PASSAGE FOR REVIEW START
Tuesday, May 10, 2005

Thou shalt have no other gods before Oprah (and maybe Dr. Phil)!

But graven images are fine. In fact, the more the merrier.

No, no -- I'm not going to place Oprah among the Signs of the Apocalypse. To be sure, there's a good deal I dislike about her -- such as her ubiquitous cult of personality, sustained by what must be a massive, I-am-the-lord-thy-favourite-TV-personality ego (uh, who always appears on the cover of her eponymous magazine?), her everywoman I'm-just-like-you-so-follow-me pretension (uh, isn't she, like, one of the richest people in America?), her claim to literary taste (uh, who is she exactly to determine the enduring quality of a book?), and at least one unfortunate product of her celebrity seed (uh, didn't she spawn Dr. Phil?). But there is a case to be made for her, and that case is made in today's Washington Post by columnist Eugene Robinson, who claims that Oprah leads what amounts to a new religion, exemplified by her 2005 "Live Your Best Life" tour:

Oprah's great gift, and the foundation of her lay ministry, is her understanding that even women who have enjoyed great success in their personal and professional lives can still struggle to find meaning and fulfillment, and that they can learn from Oprah's own search for the same things.

Oprah gets fat, Oprah goes on a diet, Oprah loses the weight, Oprah gains it back, Oprah loses it again, maybe this time for good. Oprah fights an ongoing battle with her hair. Oprah's relationship with her significant other seems to lack something, since she and Steadman never get married, but she hangs in there with him anyway. Oprah has a best friend, Gayle, who sticks with her through everything. Oprah makes charitable gifts. Oprah promotes books, mostly by women writers or with strong female characters, many of them difficult books that offer not comfort but more questions.
PASSAGE FOR REVIEW END
=== PROBLEM SET ===
a) In the blog post about Oprah, turn the paragraph beginning "Oprah gets fat, Oprah goes on a diet" into a bulleted list that keeps its main facts.
b) Translate this sentence from the blog post about Oprah into Spanish: "Oprah has a best friend, Gayle, who sticks with her through everything."
c) According to the blog post about Oprah, which tour exemplifies what Eugene Robinson calls her new religion?
Draw answers from the text above and nothing else.
SUPPLIED ENTRIES START
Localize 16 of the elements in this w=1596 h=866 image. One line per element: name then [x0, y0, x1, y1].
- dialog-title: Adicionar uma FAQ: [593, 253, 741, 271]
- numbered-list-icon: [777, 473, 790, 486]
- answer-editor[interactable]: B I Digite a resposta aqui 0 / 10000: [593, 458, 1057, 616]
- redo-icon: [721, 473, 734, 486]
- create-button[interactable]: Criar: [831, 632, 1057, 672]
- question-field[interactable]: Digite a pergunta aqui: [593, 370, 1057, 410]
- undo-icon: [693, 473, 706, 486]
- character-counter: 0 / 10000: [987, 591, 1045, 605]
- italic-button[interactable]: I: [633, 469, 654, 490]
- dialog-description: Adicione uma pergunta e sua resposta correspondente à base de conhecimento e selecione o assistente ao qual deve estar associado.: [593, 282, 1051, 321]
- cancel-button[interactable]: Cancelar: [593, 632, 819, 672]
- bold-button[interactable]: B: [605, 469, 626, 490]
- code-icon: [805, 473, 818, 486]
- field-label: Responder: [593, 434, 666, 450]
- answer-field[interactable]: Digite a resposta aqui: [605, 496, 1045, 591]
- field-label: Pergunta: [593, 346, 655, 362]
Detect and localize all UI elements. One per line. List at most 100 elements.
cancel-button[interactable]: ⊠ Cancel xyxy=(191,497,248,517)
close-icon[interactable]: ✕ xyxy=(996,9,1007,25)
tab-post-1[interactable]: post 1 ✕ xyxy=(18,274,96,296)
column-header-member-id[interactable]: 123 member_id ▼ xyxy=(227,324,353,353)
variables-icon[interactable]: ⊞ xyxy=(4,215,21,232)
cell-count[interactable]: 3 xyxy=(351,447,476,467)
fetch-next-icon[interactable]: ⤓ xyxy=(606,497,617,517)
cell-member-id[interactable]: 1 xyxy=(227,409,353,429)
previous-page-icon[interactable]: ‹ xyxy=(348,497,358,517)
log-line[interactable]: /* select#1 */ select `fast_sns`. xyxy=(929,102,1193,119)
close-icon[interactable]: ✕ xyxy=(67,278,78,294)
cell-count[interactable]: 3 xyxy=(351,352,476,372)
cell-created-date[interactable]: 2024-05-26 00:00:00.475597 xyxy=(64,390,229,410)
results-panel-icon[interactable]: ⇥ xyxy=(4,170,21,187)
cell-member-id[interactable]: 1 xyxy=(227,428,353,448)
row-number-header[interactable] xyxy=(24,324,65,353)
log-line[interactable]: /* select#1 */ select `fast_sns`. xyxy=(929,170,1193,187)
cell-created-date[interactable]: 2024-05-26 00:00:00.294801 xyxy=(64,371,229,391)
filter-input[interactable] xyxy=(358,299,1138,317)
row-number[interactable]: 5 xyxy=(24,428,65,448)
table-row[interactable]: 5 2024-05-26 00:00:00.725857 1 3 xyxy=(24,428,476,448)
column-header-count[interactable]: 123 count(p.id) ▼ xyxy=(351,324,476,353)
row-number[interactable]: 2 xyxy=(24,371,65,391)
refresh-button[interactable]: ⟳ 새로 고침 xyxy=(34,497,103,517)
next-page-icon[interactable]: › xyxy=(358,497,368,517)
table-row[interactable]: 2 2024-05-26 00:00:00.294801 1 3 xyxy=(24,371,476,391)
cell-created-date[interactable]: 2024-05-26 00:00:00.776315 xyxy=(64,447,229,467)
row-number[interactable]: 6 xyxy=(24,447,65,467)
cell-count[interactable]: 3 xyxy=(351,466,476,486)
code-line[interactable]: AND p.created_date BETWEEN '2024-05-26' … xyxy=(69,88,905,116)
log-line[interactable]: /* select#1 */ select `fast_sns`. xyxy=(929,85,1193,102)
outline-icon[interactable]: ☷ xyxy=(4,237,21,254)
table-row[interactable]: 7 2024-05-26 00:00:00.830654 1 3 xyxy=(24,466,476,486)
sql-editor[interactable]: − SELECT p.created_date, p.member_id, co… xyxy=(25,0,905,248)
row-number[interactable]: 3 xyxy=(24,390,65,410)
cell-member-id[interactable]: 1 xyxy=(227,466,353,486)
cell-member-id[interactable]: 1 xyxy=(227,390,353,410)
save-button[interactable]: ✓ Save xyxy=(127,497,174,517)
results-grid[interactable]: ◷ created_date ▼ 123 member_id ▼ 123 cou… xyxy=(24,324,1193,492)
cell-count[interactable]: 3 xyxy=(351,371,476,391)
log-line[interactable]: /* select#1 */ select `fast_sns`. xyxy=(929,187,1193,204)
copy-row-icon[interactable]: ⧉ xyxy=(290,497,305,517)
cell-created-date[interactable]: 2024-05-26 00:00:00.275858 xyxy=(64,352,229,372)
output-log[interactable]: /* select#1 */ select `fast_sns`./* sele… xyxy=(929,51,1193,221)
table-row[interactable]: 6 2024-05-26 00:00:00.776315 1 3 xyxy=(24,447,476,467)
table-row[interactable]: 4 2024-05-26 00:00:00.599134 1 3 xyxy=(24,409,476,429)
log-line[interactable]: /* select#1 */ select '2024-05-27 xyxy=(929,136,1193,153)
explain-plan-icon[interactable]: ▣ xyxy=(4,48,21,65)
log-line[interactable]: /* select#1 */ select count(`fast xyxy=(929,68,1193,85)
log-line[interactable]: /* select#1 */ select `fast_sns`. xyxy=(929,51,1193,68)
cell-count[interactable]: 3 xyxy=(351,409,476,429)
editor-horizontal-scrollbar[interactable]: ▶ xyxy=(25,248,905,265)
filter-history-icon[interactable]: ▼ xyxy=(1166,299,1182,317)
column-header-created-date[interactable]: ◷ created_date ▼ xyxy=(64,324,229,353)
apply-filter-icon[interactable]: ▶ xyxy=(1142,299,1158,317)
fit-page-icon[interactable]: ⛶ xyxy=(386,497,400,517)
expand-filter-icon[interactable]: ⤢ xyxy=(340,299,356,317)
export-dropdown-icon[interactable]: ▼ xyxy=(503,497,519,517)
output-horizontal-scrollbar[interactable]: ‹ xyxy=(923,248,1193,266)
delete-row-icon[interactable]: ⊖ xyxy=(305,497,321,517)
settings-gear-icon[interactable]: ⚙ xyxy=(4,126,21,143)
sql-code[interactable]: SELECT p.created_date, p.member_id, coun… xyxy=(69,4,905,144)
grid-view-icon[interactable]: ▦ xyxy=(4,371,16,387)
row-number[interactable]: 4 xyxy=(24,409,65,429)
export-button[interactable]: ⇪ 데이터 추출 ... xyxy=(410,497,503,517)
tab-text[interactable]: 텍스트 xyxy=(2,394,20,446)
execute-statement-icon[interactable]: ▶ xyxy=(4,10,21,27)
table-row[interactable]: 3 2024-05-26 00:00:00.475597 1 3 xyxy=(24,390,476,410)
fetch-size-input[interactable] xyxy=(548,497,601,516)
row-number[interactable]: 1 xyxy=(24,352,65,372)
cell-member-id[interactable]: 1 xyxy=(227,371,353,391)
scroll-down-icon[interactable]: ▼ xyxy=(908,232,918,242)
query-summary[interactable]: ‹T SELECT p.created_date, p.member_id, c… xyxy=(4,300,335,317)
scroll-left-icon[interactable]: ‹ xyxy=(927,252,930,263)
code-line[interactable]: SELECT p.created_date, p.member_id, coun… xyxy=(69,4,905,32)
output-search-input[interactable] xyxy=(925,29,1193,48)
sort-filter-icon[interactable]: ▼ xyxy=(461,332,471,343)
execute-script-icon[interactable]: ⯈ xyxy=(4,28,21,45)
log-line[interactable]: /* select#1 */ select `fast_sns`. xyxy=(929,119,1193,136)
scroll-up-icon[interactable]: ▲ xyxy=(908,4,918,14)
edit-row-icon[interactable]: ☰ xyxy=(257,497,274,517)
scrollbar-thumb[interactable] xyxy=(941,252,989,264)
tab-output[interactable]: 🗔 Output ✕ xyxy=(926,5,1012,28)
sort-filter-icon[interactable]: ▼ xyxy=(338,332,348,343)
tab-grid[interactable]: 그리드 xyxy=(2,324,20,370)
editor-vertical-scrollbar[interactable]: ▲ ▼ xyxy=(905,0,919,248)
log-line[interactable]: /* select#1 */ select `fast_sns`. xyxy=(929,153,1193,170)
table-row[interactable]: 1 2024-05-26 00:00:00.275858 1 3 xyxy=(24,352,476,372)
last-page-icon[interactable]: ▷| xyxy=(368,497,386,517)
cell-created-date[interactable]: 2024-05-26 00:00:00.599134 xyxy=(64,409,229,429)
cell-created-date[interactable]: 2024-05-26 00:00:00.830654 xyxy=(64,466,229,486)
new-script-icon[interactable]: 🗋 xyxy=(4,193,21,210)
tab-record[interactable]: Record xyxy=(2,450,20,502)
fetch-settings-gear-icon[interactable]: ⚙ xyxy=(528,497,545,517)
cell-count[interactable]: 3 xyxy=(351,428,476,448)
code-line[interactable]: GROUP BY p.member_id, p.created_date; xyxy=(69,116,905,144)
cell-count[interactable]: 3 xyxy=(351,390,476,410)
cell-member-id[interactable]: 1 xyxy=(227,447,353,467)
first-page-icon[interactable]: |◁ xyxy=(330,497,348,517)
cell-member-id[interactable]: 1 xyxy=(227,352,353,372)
SUPPLIED ENTRIES END
=== SOLUTION SET ===
a)
- Oprah's weight goes up and down through repeated dieting, perhaps settling for good this time.
- She has an ongoing battle with her hair.
- Her relationship with Steadman seems to lack something, since they never marry, but she stays with him.
- Her best friend, Gayle, sticks with her through everything.
- She makes charitable gifts.
- She promotes books, mostly by women writers or with strong female characters, many of them difficult books that offer more questions than comfort.

b) Oprah tiene una mejor amiga, Gayle, que la acompaña en todo.

c) Her 2005 "Live Your Best Life" tour.